**What is asked:** The listing below should be copied in full, word for word.

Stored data

◆ ◆ ◆ ◆ ◆

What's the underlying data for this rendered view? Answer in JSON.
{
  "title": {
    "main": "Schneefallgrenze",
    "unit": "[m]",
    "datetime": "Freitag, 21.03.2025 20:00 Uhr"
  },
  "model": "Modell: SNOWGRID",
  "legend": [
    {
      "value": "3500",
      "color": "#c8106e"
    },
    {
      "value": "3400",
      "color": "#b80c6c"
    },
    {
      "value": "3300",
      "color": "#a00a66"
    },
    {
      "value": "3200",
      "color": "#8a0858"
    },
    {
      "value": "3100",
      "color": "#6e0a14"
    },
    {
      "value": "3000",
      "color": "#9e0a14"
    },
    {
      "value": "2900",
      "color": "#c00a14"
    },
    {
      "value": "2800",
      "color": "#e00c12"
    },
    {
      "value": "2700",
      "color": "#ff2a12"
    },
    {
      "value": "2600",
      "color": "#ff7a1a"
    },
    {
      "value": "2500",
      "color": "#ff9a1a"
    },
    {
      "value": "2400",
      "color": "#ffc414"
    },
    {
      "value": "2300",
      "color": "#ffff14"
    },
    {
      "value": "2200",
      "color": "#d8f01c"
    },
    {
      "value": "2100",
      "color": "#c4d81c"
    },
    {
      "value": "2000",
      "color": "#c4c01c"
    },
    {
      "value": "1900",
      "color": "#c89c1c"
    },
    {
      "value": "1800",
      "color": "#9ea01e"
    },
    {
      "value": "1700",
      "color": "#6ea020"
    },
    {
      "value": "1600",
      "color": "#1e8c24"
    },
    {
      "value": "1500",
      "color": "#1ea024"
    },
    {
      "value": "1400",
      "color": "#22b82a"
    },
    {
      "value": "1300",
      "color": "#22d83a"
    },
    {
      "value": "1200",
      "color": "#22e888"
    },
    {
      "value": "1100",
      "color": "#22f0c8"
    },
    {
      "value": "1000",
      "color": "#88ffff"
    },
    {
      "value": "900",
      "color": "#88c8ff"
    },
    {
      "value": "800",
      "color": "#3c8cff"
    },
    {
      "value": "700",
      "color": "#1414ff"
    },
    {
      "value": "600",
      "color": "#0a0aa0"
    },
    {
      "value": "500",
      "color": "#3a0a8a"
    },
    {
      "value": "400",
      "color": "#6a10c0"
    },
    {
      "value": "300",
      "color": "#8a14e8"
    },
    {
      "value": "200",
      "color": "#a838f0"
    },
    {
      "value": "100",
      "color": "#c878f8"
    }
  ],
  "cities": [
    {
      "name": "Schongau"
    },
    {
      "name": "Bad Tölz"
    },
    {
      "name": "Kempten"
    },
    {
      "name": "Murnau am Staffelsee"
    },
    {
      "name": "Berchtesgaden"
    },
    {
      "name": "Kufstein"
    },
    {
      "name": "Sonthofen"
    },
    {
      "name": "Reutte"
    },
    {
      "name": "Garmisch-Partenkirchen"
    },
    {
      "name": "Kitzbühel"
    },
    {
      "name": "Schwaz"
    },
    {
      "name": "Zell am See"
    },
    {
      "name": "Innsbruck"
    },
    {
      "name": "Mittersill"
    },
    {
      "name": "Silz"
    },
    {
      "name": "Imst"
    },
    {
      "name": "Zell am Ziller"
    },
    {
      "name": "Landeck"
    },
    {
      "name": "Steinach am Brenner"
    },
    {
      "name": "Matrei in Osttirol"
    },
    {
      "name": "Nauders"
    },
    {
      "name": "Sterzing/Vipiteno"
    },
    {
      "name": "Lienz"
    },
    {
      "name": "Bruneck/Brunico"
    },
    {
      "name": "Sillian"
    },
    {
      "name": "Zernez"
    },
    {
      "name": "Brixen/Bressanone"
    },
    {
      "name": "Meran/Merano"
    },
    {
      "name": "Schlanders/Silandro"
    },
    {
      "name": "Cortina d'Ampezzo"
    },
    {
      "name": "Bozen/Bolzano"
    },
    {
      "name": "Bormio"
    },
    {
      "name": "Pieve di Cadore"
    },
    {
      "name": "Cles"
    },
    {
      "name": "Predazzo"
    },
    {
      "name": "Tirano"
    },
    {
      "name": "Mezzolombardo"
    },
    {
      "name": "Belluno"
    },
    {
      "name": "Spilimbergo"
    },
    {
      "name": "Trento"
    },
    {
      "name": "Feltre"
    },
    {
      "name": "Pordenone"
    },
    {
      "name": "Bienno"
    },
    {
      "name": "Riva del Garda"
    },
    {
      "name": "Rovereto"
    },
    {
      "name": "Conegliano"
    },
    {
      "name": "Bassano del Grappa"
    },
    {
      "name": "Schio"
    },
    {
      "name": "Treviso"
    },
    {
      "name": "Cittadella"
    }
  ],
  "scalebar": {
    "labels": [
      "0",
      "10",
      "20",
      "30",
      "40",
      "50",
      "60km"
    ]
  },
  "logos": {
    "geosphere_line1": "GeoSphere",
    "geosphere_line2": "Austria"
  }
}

◆ ◆ ◆ ◆ ◆

**Reply to the exercise:**
What's the underlying data for this rendered view? Answer in JSON.
{
  "title": {
    "main": "Schneefallgrenze",
    "unit": "[m]",
    "datetime": "Freitag, 21.03.2025 20:00 Uhr"
  },
  "model": "Modell: SNOWGRID",
  "legend": [
    {
      "value": "3500",
      "color": "#c8106e"
    },
    {
      "value": "3400",
      "color": "#b80c6c"
    },
    {
      "value": "3300",
      "color": "#a00a66"
    },
    {
      "value": "3200",
      "color": "#8a0858"
    },
    {
      "value": "3100",
      "color": "#6e0a14"
    },
    {
      "value": "3000",
      "color": "#9e0a14"
    },
    {
      "value": "2900",
      "color": "#c00a14"
    },
    {
      "value": "2800",
      "color": "#e00c12"
    },
    {
      "value": "2700",
      "color": "#ff2a12"
    },
    {
      "value": "2600",
      "color": "#ff7a1a"
    },
    {
      "value": "2500",
      "color": "#ff9a1a"
    },
    {
      "value": "2400",
      "color": "#ffc414"
    },
    {
      "value": "2300",
      "color": "#ffff14"
    },
    {
      "value": "2200",
      "color": "#d8f01c"
    },
    {
      "value": "2100",
      "color": "#c4d81c"
    },
    {
      "value": "2000",
      "color": "#c4c01c"
    },
    {
      "value": "1900",
      "color": "#c89c1c"
    },
    {
      "value": "1800",
      "color": "#9ea01e"
    },
    {
      "value": "1700",
      "color": "#6ea020"
    },
    {
      "value": "1600",
      "color": "#1e8c24"
    },
    {
      "value": "1500",
      "color": "#1ea024"
    },
    {
      "value": "1400",
      "color": "#22b82a"
    },
    {
      "value": "1300",
      "color": "#22d83a"
    },
    {
      "value": "1200",
      "color": "#22e888"
    },
    {
      "value": "1100",
      "color": "#22f0c8"
    },
    {
      "value": "1000",
      "color": "#88ffff"
    },
    {
      "value": "900",
      "color": "#88c8ff"
    },
    {
      "value": "800",
      "color": "#3c8cff"
    },
    {
      "value": "700",
      "color": "#1414ff"
    },
    {
      "value": "600",
      "color": "#0a0aa0"
    },
    {
      "value": "500",
      "color": "#3a0a8a"
    },
    {
      "value": "400",
      "color": "#6a10c0"
    },
    {
      "value": "300",
      "color": "#8a14e8"
    },
    {
      "value": "200",
      "color": "#a838f0"
    },
    {
      "value": "100",
      "color": "#c878f8"
    }
  ],
  "cities": [
    {
      "name": "Schongau"
    },
    {
      "name": "Bad Tölz"
    },
    {
      "name": "Kempten"
    },
    {
      "name": "Murnau am Staffelsee"
    },
    {
      "name": "Berchtesgaden"
    },
    {
      "name": "Kufstein"
    },
    {
      "name": "Sonthofen"
    },
    {
      "name": "Reutte"
    },
    {
      "name": "Garmisch-Partenkirchen"
    },
    {
      "name": "Kitzbühel"
    },
    {
      "name": "Schwaz"
    },
    {
      "name": "Zell am See"
    },
    {
      "name": "Innsbruck"
    },
    {
      "name": "Mittersill"
    },
    {
      "name": "Silz"
    },
    {
      "name": "Imst"
    },
    {
      "name": "Zell am Ziller"
    },
    {
      "name": "Landeck"
    },
    {
      "name": "Steinach am Brenner"
    },
    {
      "name": "Matrei in Osttirol"
    },
    {
      "name": "Nauders"
    },
    {
      "name": "Sterzing/Vipiteno"
    },
    {
      "name": "Lienz"
    },
    {
      "name": "Bruneck/Brunico"
    },
    {
      "name": "Sillian"
    },
    {
      "name": "Zernez"
    },
    {
      "name": "Brixen/Bressanone"
    },
    {
      "name": "Meran/Merano"
    },
    {
      "name": "Schlanders/Silandro"
    },
    {
      "name": "Cortina d'Ampezzo"
    },
    {
      "name": "Bozen/Bolzano"
    },
    {
      "name": "Bormio"
    },
    {
      "name": "Pieve di Cadore"
    },
    {
      "name": "Cles"
    },
    {
      "name": "Predazzo"
    },
    {
      "name": "Tirano"
    },
    {
      "name": "Mezzolombardo"
    },
    {
      "name": "Belluno"
    },
    {
      "name": "Spilimbergo"
    },
    {
      "name": "Trento"
    },
    {
      "name": "Feltre"
    },
    {
      "name": "Pordenone"
    },
    {
      "name": "Bienno"
    },
    {
      "name": "Riva del Garda"
    },
    {
      "name": "Rovereto"
    },
    {
      "name": "Conegliano"
    },
    {
      "name": "Bassano del Grappa"
    },
    {
      "name": "Schio"
    },
    {
      "name": "Treviso"
    },
    {
      "name": "Cittadella"
    }
  ],
  "scalebar": {
    "labels": [
      "0",
      "10",
      "20",
      "30",
      "40",
      "50",
      "60km"
    ]
  },
  "logos": {
    "geosphere_line1": "GeoSphere",
    "geosphere_line2": "Austria"
  }
}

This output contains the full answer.